### Schriftelijke opdracht A
Schrijf de regels uit de records over, van de regel met "- pie-slice-2[interactable]: [638, 54, 923, 177]" tot en met de laatste regel van de records. Laat niets weg en verander niets.

De lijst met nieuwe vastgestelde percelen wordt elk jaar naar aanleiding van het advies van het bovenbedoelde comité van deskundigen goedgekeurd door het bevoegde nationaal comité van het INAO.

De lijst met vastgestelde percelen en de vaststellingscriteria kunnen worden geraadpleegd bij het INAO en de betrokken groepering.”.

Dankzij deze procedure hebben de controlestructuren een overzicht van alle percelen die in een bepaald jaar geschikt zijn voor de productie van de oorsprongsbenaming.

Voorts wordt in het productdossier en in het enig document (voorheen de samenvatting) de volgende tekst toegevoegd:

In punt 3.4 van het enig document:

„Alle handelingen vanaf de olijventeelt tot en met de verwerking tot olijfolie vinden plaats binnen het afgebakende geografische gebied.”

In het productdossier:

„Alle bewerkingen vanaf de olijventeelt tot en met de verwerking tot olijfolie gebeuren binnen het geografische gebied van de olijfolie op het grondgebied van de volgende gemeenten van het departement Bouches-du-Rhône...”.

Er wordt geen enkele nieuwe stap toegevoegd die verplicht binnen het geografische gebied moet worden uitgevoerd, maar de informatie over de stappen die binnen het geografische gebied moeten plaatsvinden, stond niet duidelijk in de oude samenvatting en het productdossier.

Uitsluitend in het productdossier worden bovendien de voor de afbakening van het gebied gebruikte cartografische gegevens toegevoegd. De tekst luidt als volgt:

„Op het gemeentehuis van alle betrokken gemeenten is een cartografisch document gedeponeerd met de afbakening van het geografische gebied, zoals dit op voorstel van het hiertoe aangewezen comité van deskundigen tijdens de vergadering van 20 juni 2013 is goedgekeurd door het nationaal comité voor voedingsmiddelen van het Institut national de l’origine et de la qualité (INAO)”.

Het gaat om cartografische gegevens van het IGN (Institut national de l’information géographique et forestière), die in tegenstelling tot de oorspronkelijk gebruikte kadastrale kaarten kunnen worden overgezet op andere gegevensdragers.

Volgens de geldende nationale procedures is het nationaal comité voor oorsprongsbenamingen op het gebied van zuivel, voedingsmiddelen en bossen van het Institut national de l’origine et de la qualité (INAO) bevoegd om zich uit te spreken over aanvragen voor de wijziging van een productdossier voordat dit wordt overgedragen aan de Europese Commissie. De wijziging wordt echter pas toegepast na de registratie op Europees niveau.

Bewijs van oorsprong.

De volgende oorspronkelijke tekst wordt volledig geschrapt uit deze rubriek van het productdossier en het enig document (voorheen de samenvatting):

In het productdossier:

„Samen met granen en druiven hebben olijven altijd tot de drie essentiële gewassen van de Provence behoord.

### Brongegevens

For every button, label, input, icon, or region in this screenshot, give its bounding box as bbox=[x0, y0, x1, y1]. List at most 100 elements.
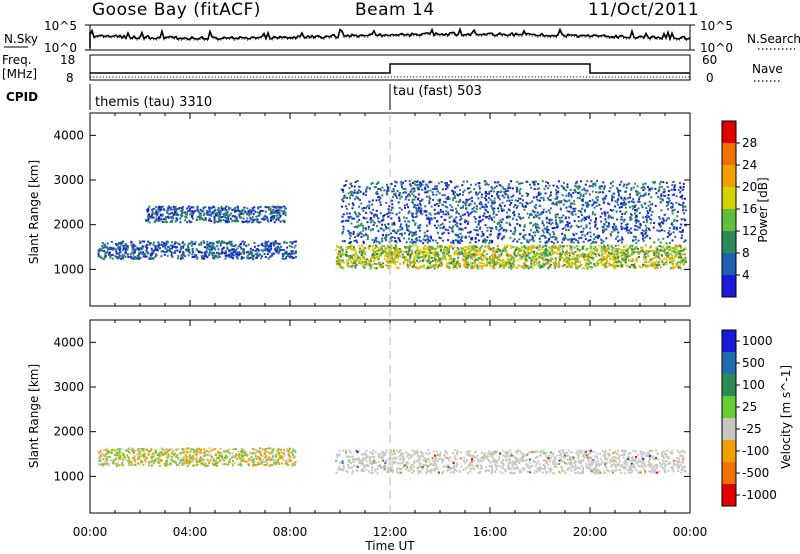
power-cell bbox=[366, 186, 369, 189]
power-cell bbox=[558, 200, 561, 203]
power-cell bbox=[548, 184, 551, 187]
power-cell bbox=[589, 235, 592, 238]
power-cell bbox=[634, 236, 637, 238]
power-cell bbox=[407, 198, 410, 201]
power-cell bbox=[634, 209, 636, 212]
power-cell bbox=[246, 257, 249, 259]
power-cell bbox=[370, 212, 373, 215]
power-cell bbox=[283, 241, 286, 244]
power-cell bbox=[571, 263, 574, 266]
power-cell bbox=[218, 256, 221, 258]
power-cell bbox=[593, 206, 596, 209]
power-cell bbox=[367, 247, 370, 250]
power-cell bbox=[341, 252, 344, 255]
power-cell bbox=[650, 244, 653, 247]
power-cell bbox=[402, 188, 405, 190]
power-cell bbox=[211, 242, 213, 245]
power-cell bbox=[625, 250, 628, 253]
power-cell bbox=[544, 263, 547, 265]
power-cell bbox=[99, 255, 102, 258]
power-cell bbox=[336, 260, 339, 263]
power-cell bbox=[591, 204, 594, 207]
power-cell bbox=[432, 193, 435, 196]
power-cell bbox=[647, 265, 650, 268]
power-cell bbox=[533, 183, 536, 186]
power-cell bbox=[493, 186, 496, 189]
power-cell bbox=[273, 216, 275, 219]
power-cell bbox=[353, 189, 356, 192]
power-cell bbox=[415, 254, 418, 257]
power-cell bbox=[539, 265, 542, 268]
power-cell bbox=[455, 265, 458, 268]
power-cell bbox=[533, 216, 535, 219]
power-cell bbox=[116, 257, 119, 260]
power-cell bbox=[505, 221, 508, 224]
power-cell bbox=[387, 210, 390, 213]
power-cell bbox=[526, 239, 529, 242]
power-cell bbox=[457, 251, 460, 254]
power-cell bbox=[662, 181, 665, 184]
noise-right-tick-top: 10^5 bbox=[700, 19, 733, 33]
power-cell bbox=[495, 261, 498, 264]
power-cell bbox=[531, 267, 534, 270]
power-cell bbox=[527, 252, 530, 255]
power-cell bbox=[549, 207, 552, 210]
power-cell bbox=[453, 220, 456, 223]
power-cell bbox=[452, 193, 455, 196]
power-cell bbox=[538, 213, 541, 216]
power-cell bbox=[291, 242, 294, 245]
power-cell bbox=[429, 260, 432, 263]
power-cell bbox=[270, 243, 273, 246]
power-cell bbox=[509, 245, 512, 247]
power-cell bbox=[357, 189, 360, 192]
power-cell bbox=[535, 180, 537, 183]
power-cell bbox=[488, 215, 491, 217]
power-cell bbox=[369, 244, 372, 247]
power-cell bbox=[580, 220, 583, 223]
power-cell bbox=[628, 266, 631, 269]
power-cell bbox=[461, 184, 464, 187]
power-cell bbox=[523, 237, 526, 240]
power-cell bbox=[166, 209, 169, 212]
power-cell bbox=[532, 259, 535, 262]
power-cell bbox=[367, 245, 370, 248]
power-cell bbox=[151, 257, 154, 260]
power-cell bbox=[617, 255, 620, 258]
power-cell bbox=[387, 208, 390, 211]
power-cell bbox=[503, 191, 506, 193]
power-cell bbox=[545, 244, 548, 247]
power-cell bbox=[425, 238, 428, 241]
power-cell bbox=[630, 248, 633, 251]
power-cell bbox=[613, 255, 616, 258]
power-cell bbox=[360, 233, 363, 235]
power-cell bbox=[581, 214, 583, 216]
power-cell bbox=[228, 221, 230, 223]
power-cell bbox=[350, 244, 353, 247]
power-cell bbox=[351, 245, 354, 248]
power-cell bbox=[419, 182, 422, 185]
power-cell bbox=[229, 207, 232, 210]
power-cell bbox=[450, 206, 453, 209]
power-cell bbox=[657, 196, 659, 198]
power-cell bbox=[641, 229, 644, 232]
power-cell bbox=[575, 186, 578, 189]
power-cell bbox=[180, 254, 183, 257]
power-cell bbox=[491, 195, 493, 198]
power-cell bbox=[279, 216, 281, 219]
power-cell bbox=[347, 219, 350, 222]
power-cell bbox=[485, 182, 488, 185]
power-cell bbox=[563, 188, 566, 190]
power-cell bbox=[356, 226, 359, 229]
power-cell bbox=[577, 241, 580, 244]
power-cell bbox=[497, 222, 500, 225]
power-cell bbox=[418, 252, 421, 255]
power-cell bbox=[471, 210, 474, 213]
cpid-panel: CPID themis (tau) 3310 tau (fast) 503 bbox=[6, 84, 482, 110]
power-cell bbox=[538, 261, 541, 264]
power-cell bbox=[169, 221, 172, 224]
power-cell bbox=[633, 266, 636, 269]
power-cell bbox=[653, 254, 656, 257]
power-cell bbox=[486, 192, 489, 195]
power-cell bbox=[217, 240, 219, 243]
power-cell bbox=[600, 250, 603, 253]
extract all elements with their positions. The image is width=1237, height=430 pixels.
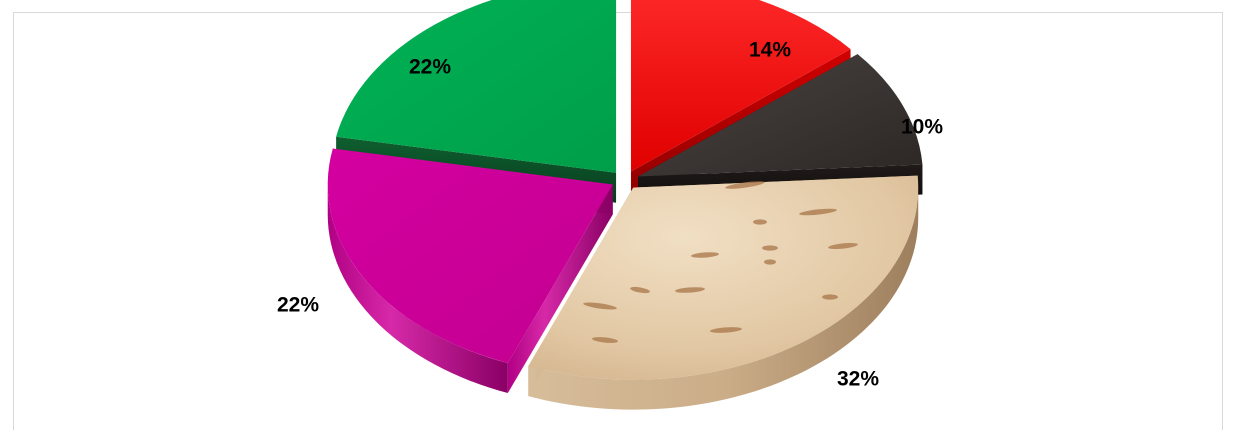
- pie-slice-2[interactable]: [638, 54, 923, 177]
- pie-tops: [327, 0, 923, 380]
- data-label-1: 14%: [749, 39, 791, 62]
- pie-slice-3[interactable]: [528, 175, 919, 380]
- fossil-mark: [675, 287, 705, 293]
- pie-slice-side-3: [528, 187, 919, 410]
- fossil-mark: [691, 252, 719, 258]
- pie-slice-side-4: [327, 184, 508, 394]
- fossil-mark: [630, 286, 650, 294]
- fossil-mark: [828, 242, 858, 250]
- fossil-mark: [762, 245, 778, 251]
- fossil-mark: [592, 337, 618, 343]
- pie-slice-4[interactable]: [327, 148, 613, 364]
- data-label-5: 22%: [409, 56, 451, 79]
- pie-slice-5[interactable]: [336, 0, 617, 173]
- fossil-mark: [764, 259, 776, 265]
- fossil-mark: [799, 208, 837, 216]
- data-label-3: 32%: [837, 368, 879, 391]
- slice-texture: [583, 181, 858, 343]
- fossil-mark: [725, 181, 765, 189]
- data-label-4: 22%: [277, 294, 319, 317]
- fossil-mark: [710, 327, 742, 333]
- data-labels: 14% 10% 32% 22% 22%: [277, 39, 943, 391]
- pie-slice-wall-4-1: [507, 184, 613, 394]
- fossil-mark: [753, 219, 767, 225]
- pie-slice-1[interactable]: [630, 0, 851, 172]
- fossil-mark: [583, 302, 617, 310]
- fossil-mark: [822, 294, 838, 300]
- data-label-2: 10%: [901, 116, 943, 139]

### Schriftelijke opdracht B
Op welke datum keurde het nationaal comité voor voedingsmiddelen van het INAO volgens de pagina de afbakening van het geografische gebied goed?

### Volledig antwoord A
- pie-slice-2[interactable]: [638, 54, 923, 177]
- pie-tops: [327, 0, 923, 380]
- data-label-1: 14%: [749, 39, 791, 62]
- pie-slice-3[interactable]: [528, 175, 919, 380]
- fossil-mark: [675, 287, 705, 293]
- pie-slice-side-3: [528, 187, 919, 410]
- fossil-mark: [691, 252, 719, 258]
- pie-slice-side-4: [327, 184, 508, 394]
- fossil-mark: [630, 286, 650, 294]
- fossil-mark: [828, 242, 858, 250]
- fossil-mark: [762, 245, 778, 251]
- fossil-mark: [592, 337, 618, 343]
- pie-slice-4[interactable]: [327, 148, 613, 364]
- data-label-5: 22%: [409, 56, 451, 79]
- pie-slice-5[interactable]: [336, 0, 617, 173]
- fossil-mark: [764, 259, 776, 265]
- fossil-mark: [799, 208, 837, 216]
- data-label-3: 32%: [837, 368, 879, 391]
- slice-texture: [583, 181, 858, 343]
- fossil-mark: [725, 181, 765, 189]
- data-label-4: 22%: [277, 294, 319, 317]
- fossil-mark: [710, 327, 742, 333]
- data-labels: 14% 10% 32% 22% 22%: [277, 39, 943, 391]
- pie-slice-wall-4-1: [507, 184, 613, 394]
- fossil-mark: [753, 219, 767, 225]
- pie-slice-1[interactable]: [630, 0, 851, 172]
- fossil-mark: [583, 302, 617, 310]
- fossil-mark: [822, 294, 838, 300]
- data-label-2: 10%: [901, 116, 943, 139]

### Volledig antwoord B
Tijdens de vergadering van 20 juni 2013.